■ Given task:
Find and copy each line of the records where the string "arrow" shows up.

■ Records for processing:
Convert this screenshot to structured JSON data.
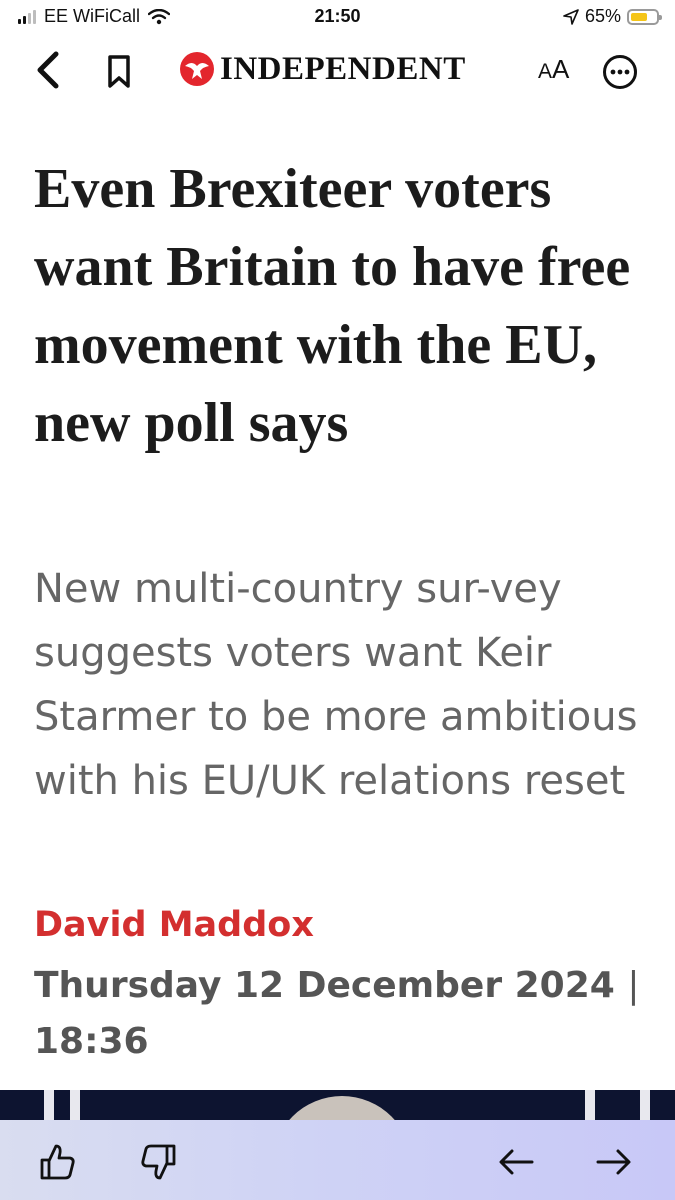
{
  "status_bar": {
    "carrier": "EE WiFiCall",
    "time": "21:50",
    "battery_percent": "65%",
    "battery_level": 0.65,
    "battery_color": "#f5c518"
  },
  "nav": {
    "back_icon": "chevron-left-icon",
    "bookmark_icon": "bookmark-icon",
    "brand": "INDEPENDENT",
    "brand_color": "#e3262d",
    "text_size_large": "A",
    "text_size_small": "A",
    "more_icon": "ellipsis-circle-icon"
  },
  "article": {
    "headline": "Even Brexiteer voters want Britain to have free movement with the EU, new poll says",
    "standfirst": "New multi-country sur-vey suggests voters want Keir Starmer to be more ambitious with his EU/UK relations reset",
    "author": "David Maddox",
    "date": "Thursday 12 December 2024",
    "separator": "|",
    "time": "18:36",
    "author_color": "#d32f2f"
  },
  "toolbar": {
    "like_icon": "thumbs-up-icon",
    "dislike_icon": "thumbs-down-icon",
    "back_icon": "arrow-left-icon",
    "forward_icon": "arrow-right-icon"
  }
}
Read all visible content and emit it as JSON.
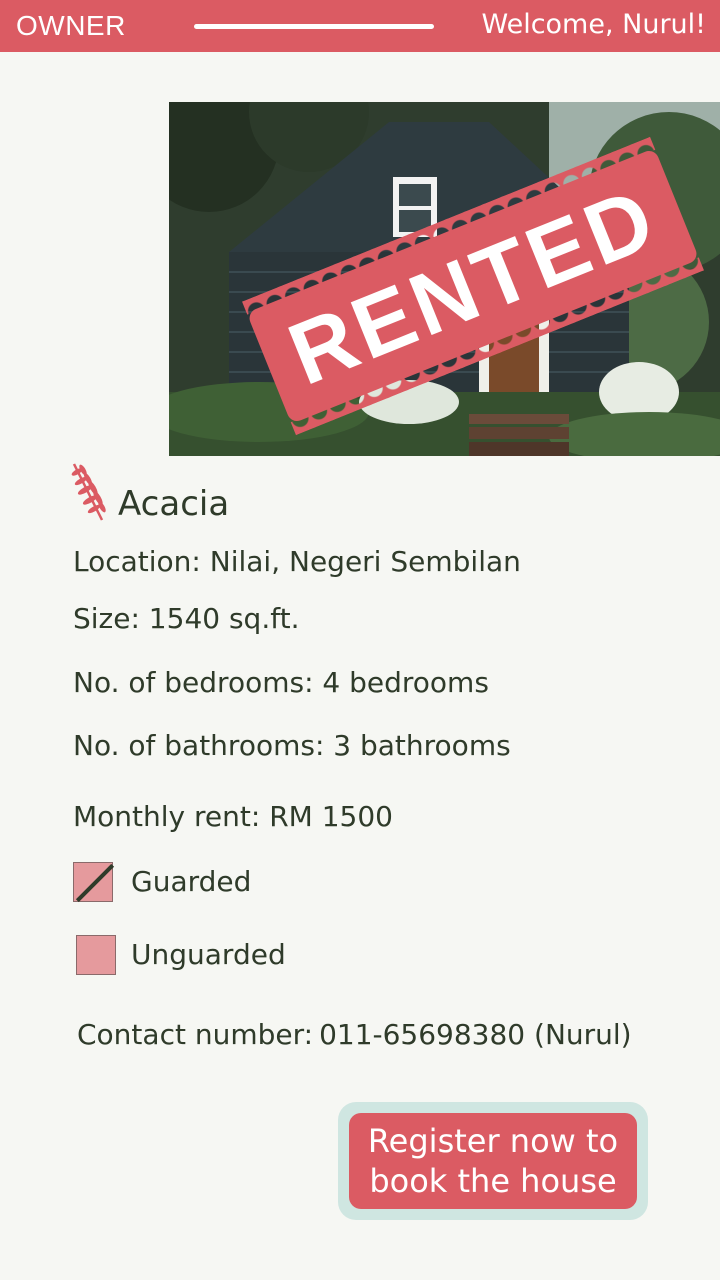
{
  "header": {
    "role_label": "OWNER",
    "welcome": "Welcome, Nurul!"
  },
  "listing": {
    "status_stamp": "RENTED",
    "name": "Acacia",
    "location": "Location: Nilai, Negeri Sembilan",
    "size": "Size: 1540 sq.ft.",
    "bedrooms": "No. of bedrooms: 4 bedrooms",
    "bathrooms": "No. of bathrooms: 3 bathrooms",
    "rent": "Monthly rent: RM 1500",
    "security_options": [
      {
        "label": "Guarded",
        "checked": true
      },
      {
        "label": "Unguarded",
        "checked": false
      }
    ],
    "contact_label": "Contact number:",
    "contact_value": "011-65698380 (Nurul)"
  },
  "cta": {
    "line1": "Register now to",
    "line2": "book the house"
  },
  "colors": {
    "accent": "#db5b63",
    "text": "#2f3b2a",
    "background": "#f6f7f3",
    "button_outline": "#cfe6e1"
  }
}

■ Task result:
    "back_icon": "arrow-left-icon",
    "forward_icon": "arrow-right-icon"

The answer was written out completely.